§ **What the task requires**:
Retype all material exactly. Pictures stay out of the copy.

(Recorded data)
——

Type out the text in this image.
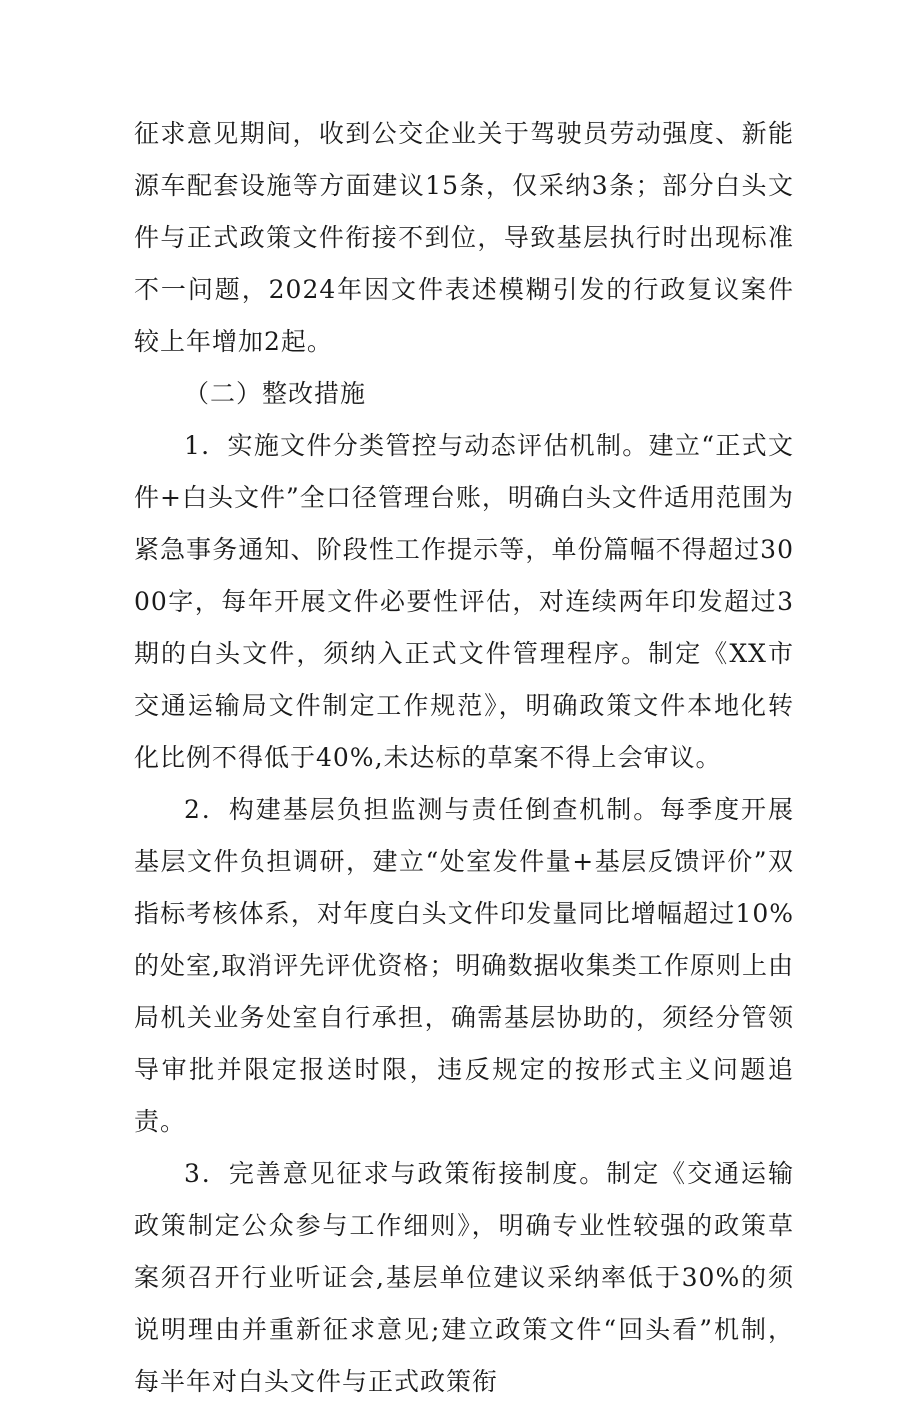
征求意见期间，收到公交企业关于驾驶员劳动强度、新能源车配套设施等方面建议15条，仅采纳3条；部分白头文件与正式政策文件衔接不到位，导致基层执行时出现标准不一问题，2024年因文件表述模糊引发的行政复议案件较上年增加2起。

（二）整改措施

1．实施文件分类管控与动态评估机制。建立“正式文件+白头文件”全口径管理台账，明确白头文件适用范围为紧急事务通知、阶段性工作提示等，单份篇幅不得超过3000字，每年开展文件必要性评估，对连续两年印发超过3期的白头文件，须纳入正式文件管理程序。制定《XX市交通运输局文件制定工作规范》，明确政策文件本地化转化比例不得低于40%,未达标的草案不得上会审议。

2．构建基层负担监测与责任倒查机制。每季度开展基层文件负担调研，建立“处室发件量+基层反馈评价”双指标考核体系，对年度白头文件印发量同比增幅超过10%的处室,取消评先评优资格；明确数据收集类工作原则上由局机关业务处室自行承担，确需基层协助的，须经分管领导审批并限定报送时限，违反规定的按形式主义问题追责。

3．完善意见征求与政策衔接制度。制定《交通运输政策制定公众参与工作细则》，明确专业性较强的政策草案须召开行业听证会,基层单位建议采纳率低于30%的须说明理由并重新征求意见;建立政策文件“回头看”机制，每半年对白头文件与正式政策衔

——

§ **Reply**:
Type out the text in this image.
征求意见期间，收到公交企业关于驾驶员劳动强度、新能源车配套设施等方面建议15条，仅采纳3条；部分白头文件与正式政策文件衔接不到位，导致基层执行时出现标准不一问题，2024年因文件表述模糊引发的行政复议案件较上年增加2起。

（二）整改措施

1．实施文件分类管控与动态评估机制。建立“正式文件+白头文件”全口径管理台账，明确白头文件适用范围为紧急事务通知、阶段性工作提示等，单份篇幅不得超过3000字，每年开展文件必要性评估，对连续两年印发超过3期的白头文件，须纳入正式文件管理程序。制定《XX市交通运输局文件制定工作规范》，明确政策文件本地化转化比例不得低于40%,未达标的草案不得上会审议。

2．构建基层负担监测与责任倒查机制。每季度开展基层文件负担调研，建立“处室发件量+基层反馈评价”双指标考核体系，对年度白头文件印发量同比增幅超过10%的处室,取消评先评优资格；明确数据收集类工作原则上由局机关业务处室自行承担，确需基层协助的，须经分管领导审批并限定报送时限，违反规定的按形式主义问题追责。

3．完善意见征求与政策衔接制度。制定《交通运输政策制定公众参与工作细则》，明确专业性较强的政策草案须召开行业听证会,基层单位建议采纳率低于30%的须说明理由并重新征求意见;建立政策文件“回头看”机制，每半年对白头文件与正式政策衔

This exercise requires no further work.